問題 1 ->
鎌倉の少女たちの恋を描いた作品の紹介文において、ふみが一目惚れする同じ高校の先輩の名前は何ですか。
問題 2 ->
鎌倉の少女たちの恋を描いた作品の紹介文を、最後の一文に続けて書き進めてください。

| あらすじ |
鎌倉の「松岡女子高校」に通う少女・万城目ふみ(まんじょうめ ふみ)は、
「藤が谷女学院」に通う幼馴染の「あーちゃん」こと奥平あきらと10年ぶりに再会する。
乗る電車が同じということもあり、一緒に登校したりしているうち、
2人は昔のように何でも話せる親友どうしになっていく。
そんなある日、ふみは同じ高校の先輩・杉本恭己(すぎもと やすこ)に一目惚れする。
そして恭己もふみことを気に入り、2人は交際を始めるのだが・・・。
| みどころ |
鎌倉の町を舞台に少女達の恋を描いた爽やかな作品。
女の子同士の恋愛感情を、
少女期特有の淡い感情とともに活き活きと描いています。
万城目ふみ
ふみとあきらがストーリーの中心ですが、
どちらかというとふみの視点で描かれている場面が多く、
実質的にはふみが主人公といえます。
ふみはかなり百合度が高いです。
今まで何度か好きになった人がいたようなのですが、
その相手がいずれも女性です。
まず、初恋の相手が幼少の頃のあきら。
幼い頃は自覚がなかったようですが、
今になって思い返すとたしかに恋だったようです。
あきら本人に向かってそう告白する場面もあります。
そして次に好きになったのが年上の従姉妹。
なんと肉体関係まであったようです。
ただ、この女性はふみに黙って男性と結婚してしまいます。
そして傷心のふみが出会ったのが、高校の先輩恭己(やすこ)。
ふみは偶然出あった恭己に一目惚れし、
恭己もふみのことが好きだったようで交際することになります。
この恭己は中性的で凛々しい外見からか他の生徒達からも人気があるようです。
下級生の井汲京子(いくみ きょうこ)など、
恭己に片思いしている娘もいます。
ただ、恭己はかつて年上の男性に恋していたことがあり、
いわゆるバイセクシャルのようです。
恭己のこの男性への想いは結構ページを割いて描かれているので、
このあたりはちょっと百合的には面白くないかも・・・。
奥平あきら
ふみと並んでストーリーと中心になるのが、
ふみの親友(さらには初恋の人)である「あーちゃん」ことあきら。

データ抜粋 ->

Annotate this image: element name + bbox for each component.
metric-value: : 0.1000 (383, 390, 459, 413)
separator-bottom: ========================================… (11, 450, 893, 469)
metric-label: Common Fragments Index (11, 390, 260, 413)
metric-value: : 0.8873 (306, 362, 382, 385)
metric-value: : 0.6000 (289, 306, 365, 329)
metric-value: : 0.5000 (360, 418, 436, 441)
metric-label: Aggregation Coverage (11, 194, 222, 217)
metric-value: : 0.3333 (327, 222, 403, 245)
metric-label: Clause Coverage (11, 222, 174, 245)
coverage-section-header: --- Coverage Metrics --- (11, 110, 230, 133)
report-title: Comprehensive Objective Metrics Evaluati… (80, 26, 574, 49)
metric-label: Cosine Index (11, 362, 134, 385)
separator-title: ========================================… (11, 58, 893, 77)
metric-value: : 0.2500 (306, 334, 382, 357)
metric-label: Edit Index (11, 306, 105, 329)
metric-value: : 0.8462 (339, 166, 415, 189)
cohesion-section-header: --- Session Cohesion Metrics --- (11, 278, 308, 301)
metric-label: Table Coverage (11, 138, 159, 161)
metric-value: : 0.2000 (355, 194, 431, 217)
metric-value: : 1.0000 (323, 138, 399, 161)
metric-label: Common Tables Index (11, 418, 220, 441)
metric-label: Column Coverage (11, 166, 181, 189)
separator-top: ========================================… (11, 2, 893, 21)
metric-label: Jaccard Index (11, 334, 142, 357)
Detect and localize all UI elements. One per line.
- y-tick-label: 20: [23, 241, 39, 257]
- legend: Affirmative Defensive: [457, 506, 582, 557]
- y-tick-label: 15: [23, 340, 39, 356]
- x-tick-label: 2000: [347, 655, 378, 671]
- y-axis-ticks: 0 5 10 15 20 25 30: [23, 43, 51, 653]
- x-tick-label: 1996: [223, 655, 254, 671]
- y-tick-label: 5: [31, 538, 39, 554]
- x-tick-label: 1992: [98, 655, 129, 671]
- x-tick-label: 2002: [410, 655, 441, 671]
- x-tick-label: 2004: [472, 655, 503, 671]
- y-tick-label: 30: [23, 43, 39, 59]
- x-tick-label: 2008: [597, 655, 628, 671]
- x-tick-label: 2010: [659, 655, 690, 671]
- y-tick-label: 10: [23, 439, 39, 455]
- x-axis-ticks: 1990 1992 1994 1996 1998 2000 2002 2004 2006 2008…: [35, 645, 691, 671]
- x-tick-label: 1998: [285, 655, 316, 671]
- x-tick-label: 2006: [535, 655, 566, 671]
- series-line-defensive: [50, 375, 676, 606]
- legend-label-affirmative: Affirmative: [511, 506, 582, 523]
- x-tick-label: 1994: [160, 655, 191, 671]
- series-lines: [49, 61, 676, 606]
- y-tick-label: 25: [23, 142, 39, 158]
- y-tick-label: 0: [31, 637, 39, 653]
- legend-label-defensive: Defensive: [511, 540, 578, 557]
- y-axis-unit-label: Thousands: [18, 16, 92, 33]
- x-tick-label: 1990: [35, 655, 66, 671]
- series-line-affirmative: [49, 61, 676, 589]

期待される出力 1 ->
杉本恭己(すぎもと やすこ)です。

期待される出力 2 ->
明朗快活かつ天真爛漫な性格で、
よくふみの相談(主に恋愛関係)に乗っています。
困っているふみをいつも助けてくれるので、ふみはあきらに甘えっぱなしです。
ただ、あきらが百合キャラなのかというと、よくわかりません。
ふみのことを大好きなのは間違いないのですが、
あくまで友情止まりなのか、それとも恋愛感情も含まれているのかは
(3巻あたりまでを読む限りでは)ハッキリとは描かれていません。
とはいえ男性にあまり興味はないようですし、女性同士の恋愛にもかなり寛容なようです。
ふみから女の子を好きになってしまったと聞かされた時には
「別に女の人を好きでもいいんじゃないでしょうか?」
という感想を持ったりもしていました。
4巻ではついに、ふみから告白を受けています。
あきらも、恋愛感情かはともかくふみのことを相当意識していますし、
2人の関係に変化が訪れるのでしょうか。
若草物語
コミック第2巻以降には、
番外編「若草物語」が収録されています。
青い花本編よりちょっと前の物語ということで
恭己の姉(姿子・公理)の高校生時代のお話が描かれています。
とはいえ、姿子や公理が主役かといえば必ずしもそうではなく、
公理に片思いする女の子の話だったり、
姿子とも公理とも特に関係ないカップルの話だったりもします。
どのエピソードもかなり正統派の女子高ものという感じで、
明確に恋として描かれているため「青い花」本編にも負けない百合度を発揮しています。